Write out the material exactly. Do not include the pictures.

<<<<

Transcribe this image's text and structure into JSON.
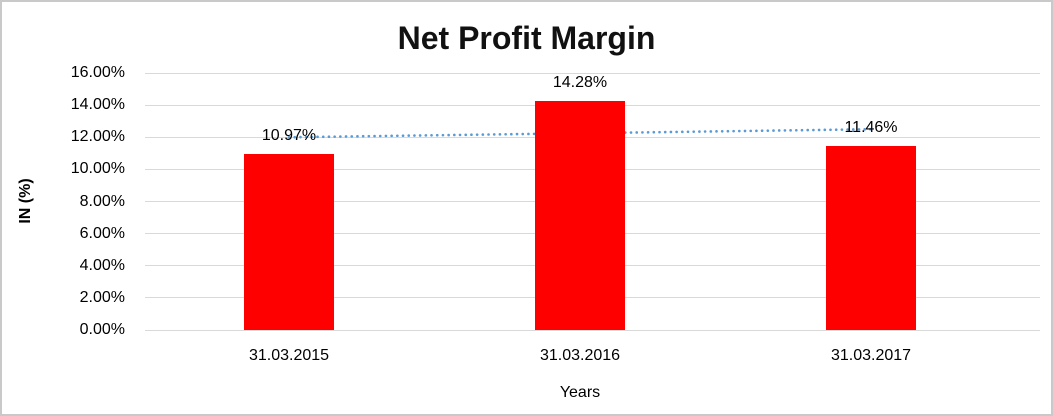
{
  "chart": {
    "title": "Net Profit Margin",
    "y_axis_title": "IN (%)",
    "x_axis_title": "Years",
    "colors": {
      "bar": "#ff0000",
      "trendline": "#5b9bd5",
      "gridline": "#d9d9d9",
      "text": "#000000",
      "frame_border": "#c9c9c9",
      "background": "#ffffff"
    }
  },
  "chart_data": {
    "type": "bar",
    "title": "Net Profit Margin",
    "xlabel": "Years",
    "ylabel": "IN (%)",
    "categories": [
      "31.03.2015",
      "31.03.2016",
      "31.03.2017"
    ],
    "values": [
      10.97,
      14.28,
      11.46
    ],
    "data_labels": [
      "10.97%",
      "14.28%",
      "11.46%"
    ],
    "ylim": [
      0,
      16
    ],
    "ytick_values": [
      0,
      2,
      4,
      6,
      8,
      10,
      12,
      14,
      16
    ],
    "ytick_labels": [
      "0.00%",
      "2.00%",
      "4.00%",
      "6.00%",
      "8.00%",
      "10.00%",
      "12.00%",
      "14.00%",
      "16.00%"
    ],
    "grid": true,
    "legend": false,
    "bar_color": "#ff0000",
    "trendline": {
      "type": "linear",
      "style": "dotted",
      "color": "#5b9bd5",
      "start_value": 12.0,
      "end_value": 12.5
    }
  }
}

>>>>

WRITTEN REPLY:
Transcribe this image's text and structure into JSON.
{
  "chart": {
    "title": "Net Profit Margin",
    "y_axis_title": "IN (%)",
    "x_axis_title": "Years",
    "colors": {
      "bar": "#ff0000",
      "trendline": "#5b9bd5",
      "gridline": "#d9d9d9",
      "text": "#000000",
      "frame_border": "#c9c9c9",
      "background": "#ffffff"
    }
  },
  "chart_data": {
    "type": "bar",
    "title": "Net Profit Margin",
    "xlabel": "Years",
    "ylabel": "IN (%)",
    "categories": [
      "31.03.2015",
      "31.03.2016",
      "31.03.2017"
    ],
    "values": [
      10.97,
      14.28,
      11.46
    ],
    "data_labels": [
      "10.97%",
      "14.28%",
      "11.46%"
    ],
    "ylim": [
      0,
      16
    ],
    "ytick_values": [
      0,
      2,
      4,
      6,
      8,
      10,
      12,
      14,
      16
    ],
    "ytick_labels": [
      "0.00%",
      "2.00%",
      "4.00%",
      "6.00%",
      "8.00%",
      "10.00%",
      "12.00%",
      "14.00%",
      "16.00%"
    ],
    "grid": true,
    "legend": false,
    "bar_color": "#ff0000",
    "trendline": {
      "type": "linear",
      "style": "dotted",
      "color": "#5b9bd5",
      "start_value": 12.0,
      "end_value": 12.5
    }
  }
}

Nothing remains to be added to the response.